▶ **REQUIREMENT**:
Extract and list every line that contains the word "name".

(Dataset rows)
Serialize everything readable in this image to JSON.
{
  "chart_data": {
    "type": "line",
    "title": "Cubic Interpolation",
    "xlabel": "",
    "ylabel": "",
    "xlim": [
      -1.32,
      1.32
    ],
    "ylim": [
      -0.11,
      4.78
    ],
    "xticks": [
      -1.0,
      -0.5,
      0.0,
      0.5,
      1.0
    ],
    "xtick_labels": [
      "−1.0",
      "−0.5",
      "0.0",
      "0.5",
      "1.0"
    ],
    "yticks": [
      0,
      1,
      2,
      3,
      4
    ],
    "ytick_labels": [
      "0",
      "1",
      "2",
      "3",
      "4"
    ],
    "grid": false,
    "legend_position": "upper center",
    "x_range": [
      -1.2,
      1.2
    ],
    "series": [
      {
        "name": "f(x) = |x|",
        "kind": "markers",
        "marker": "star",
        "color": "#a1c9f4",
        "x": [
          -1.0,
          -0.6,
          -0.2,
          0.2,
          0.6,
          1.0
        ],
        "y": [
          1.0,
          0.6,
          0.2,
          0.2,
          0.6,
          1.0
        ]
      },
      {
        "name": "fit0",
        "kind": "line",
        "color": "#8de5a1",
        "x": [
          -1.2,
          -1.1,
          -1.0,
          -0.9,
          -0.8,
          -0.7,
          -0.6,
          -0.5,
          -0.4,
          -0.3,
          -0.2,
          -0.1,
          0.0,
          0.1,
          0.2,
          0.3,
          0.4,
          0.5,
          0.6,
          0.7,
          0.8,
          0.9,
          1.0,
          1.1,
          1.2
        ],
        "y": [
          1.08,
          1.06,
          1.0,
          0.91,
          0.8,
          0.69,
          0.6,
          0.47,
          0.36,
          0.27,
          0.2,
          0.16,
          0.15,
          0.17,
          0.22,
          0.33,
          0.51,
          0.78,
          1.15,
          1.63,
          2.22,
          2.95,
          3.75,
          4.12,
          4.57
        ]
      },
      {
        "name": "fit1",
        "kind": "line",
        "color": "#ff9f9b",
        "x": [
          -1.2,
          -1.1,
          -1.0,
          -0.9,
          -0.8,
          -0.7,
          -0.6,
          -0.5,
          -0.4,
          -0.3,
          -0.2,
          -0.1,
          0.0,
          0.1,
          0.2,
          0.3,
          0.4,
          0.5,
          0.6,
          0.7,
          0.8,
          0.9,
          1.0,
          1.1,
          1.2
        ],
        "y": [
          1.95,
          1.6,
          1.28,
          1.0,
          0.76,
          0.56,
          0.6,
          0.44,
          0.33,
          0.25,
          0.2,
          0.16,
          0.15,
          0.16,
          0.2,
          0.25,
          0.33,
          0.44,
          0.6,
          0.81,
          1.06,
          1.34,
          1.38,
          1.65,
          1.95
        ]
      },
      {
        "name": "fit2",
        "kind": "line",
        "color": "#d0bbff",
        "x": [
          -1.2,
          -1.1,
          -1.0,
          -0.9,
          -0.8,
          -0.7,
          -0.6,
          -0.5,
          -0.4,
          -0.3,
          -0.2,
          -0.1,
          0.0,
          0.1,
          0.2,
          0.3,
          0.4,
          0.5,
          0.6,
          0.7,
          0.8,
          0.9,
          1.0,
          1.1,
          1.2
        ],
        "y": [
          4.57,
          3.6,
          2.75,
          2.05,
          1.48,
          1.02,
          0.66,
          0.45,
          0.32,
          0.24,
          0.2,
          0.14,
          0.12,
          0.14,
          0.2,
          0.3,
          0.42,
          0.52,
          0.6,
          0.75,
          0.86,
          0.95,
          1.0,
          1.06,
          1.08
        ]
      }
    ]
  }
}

▶ **THE OUTPUT**:
        "name": "f(x) = |x|",
        "name": "fit0",
        "name": "fit1",
        "name": "fit2",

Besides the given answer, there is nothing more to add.